[Stored data]
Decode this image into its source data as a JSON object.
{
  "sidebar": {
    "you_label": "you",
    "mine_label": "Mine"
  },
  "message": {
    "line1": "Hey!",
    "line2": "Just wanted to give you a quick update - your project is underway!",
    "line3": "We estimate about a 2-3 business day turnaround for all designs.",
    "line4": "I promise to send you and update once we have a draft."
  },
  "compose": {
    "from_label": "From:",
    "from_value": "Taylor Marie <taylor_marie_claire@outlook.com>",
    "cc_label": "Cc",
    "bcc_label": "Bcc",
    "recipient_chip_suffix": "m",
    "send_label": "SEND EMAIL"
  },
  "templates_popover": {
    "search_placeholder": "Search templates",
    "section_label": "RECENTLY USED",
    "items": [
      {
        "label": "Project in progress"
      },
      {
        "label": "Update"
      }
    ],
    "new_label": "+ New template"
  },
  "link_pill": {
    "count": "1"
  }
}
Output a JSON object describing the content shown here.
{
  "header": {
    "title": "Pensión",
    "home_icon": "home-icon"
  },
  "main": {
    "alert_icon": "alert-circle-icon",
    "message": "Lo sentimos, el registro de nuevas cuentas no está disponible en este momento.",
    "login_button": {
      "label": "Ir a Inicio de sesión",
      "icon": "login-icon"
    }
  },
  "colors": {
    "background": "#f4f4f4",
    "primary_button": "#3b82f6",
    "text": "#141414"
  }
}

*Requirement*: Transcribe the material above in its entirety. Match it exactly.

*Finished task*:
Decode this image into its source data as a JSON object.
{
  "sidebar": {
    "you_label": "you",
    "mine_label": "Mine"
  },
  "message": {
    "line1": "Hey!",
    "line2": "Just wanted to give you a quick update - your project is underway!",
    "line3": "We estimate about a 2-3 business day turnaround for all designs.",
    "line4": "I promise to send you and update once we have a draft."
  },
  "compose": {
    "from_label": "From:",
    "from_value": "Taylor Marie <taylor_marie_claire@outlook.com>",
    "cc_label": "Cc",
    "bcc_label": "Bcc",
    "recipient_chip_suffix": "m",
    "send_label": "SEND EMAIL"
  },
  "templates_popover": {
    "search_placeholder": "Search templates",
    "section_label": "RECENTLY USED",
    "items": [
      {
        "label": "Project in progress"
      },
      {
        "label": "Update"
      }
    ],
    "new_label": "+ New template"
  },
  "link_pill": {
    "count": "1"
  }
}
Output a JSON object describing the content shown here.
{
  "header": {
    "title": "Pensión",
    "home_icon": "home-icon"
  },
  "main": {
    "alert_icon": "alert-circle-icon",
    "message": "Lo sentimos, el registro de nuevas cuentas no está disponible en este momento.",
    "login_button": {
      "label": "Ir a Inicio de sesión",
      "icon": "login-icon"
    }
  },
  "colors": {
    "background": "#f4f4f4",
    "primary_button": "#3b82f6",
    "text": "#141414"
  }
}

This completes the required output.